**Directions for this task**: Check each line of the listing for the string "Calibrated", count the lines that have it, and answer with that number only.

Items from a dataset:
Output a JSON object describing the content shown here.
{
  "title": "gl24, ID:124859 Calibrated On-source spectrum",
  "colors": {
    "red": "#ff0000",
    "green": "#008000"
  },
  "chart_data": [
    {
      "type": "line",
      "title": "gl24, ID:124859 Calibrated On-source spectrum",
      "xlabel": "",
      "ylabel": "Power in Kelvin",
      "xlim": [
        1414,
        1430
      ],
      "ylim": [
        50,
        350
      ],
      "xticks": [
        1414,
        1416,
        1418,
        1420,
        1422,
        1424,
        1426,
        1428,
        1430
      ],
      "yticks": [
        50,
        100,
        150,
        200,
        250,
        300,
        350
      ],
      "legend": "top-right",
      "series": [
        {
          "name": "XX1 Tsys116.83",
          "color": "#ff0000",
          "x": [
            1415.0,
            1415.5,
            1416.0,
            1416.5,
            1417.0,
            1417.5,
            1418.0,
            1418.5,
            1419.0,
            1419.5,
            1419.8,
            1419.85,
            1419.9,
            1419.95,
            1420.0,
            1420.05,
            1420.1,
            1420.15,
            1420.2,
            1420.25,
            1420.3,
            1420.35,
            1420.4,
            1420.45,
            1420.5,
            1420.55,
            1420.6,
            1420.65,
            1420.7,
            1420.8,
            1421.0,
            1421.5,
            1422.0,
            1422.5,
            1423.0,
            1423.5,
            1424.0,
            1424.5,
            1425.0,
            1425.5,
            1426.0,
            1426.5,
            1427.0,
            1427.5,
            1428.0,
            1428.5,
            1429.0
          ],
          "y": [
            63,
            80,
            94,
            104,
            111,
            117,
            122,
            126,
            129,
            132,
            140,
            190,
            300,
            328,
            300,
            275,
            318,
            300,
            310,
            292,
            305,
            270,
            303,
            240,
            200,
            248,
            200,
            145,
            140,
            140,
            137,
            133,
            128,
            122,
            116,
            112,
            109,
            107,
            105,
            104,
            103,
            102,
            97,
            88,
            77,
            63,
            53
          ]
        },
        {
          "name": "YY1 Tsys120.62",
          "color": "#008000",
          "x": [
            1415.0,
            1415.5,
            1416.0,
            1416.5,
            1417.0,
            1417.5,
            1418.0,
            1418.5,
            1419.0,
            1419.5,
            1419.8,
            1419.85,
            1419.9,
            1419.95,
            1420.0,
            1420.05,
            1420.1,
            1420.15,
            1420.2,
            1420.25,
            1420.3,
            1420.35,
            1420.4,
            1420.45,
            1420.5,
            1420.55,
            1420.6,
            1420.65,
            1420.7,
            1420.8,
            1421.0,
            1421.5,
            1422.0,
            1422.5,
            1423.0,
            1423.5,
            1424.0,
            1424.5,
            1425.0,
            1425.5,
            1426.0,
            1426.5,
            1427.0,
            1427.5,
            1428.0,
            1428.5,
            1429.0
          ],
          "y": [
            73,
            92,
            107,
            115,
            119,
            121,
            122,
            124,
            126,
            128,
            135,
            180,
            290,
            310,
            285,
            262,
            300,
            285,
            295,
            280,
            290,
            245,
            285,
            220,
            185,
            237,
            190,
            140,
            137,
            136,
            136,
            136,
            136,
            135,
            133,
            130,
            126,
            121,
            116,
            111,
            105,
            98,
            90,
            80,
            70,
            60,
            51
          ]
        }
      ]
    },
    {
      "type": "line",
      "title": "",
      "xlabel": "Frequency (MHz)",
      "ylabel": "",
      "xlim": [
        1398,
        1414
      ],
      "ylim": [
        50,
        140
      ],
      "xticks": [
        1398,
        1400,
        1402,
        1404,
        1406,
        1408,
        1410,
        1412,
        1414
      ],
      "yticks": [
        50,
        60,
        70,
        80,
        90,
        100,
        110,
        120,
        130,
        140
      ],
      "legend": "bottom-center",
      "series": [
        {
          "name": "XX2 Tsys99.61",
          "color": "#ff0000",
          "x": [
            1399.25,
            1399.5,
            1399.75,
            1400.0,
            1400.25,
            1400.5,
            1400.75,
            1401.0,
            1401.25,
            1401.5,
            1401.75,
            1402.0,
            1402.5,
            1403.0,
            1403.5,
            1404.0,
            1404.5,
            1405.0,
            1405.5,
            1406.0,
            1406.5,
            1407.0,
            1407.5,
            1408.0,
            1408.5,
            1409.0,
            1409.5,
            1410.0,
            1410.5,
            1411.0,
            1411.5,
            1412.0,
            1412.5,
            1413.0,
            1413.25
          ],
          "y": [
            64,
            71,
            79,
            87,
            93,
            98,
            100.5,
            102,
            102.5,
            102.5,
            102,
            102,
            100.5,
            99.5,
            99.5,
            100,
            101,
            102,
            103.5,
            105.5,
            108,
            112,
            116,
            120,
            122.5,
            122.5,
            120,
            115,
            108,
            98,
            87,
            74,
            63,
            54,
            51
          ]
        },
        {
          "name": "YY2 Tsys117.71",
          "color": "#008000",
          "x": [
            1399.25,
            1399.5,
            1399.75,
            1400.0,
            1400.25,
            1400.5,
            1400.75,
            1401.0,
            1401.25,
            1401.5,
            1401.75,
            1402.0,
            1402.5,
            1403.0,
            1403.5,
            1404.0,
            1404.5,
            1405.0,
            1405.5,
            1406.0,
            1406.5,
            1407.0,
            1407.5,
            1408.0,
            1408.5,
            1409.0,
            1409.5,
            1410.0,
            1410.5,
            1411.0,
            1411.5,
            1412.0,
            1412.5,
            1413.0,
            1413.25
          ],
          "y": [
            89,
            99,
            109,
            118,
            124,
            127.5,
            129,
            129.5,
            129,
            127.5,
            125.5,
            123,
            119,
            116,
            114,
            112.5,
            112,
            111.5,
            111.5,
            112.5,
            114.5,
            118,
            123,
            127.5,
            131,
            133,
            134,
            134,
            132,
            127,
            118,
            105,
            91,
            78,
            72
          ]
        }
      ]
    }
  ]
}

**Solution to this exercise**: 2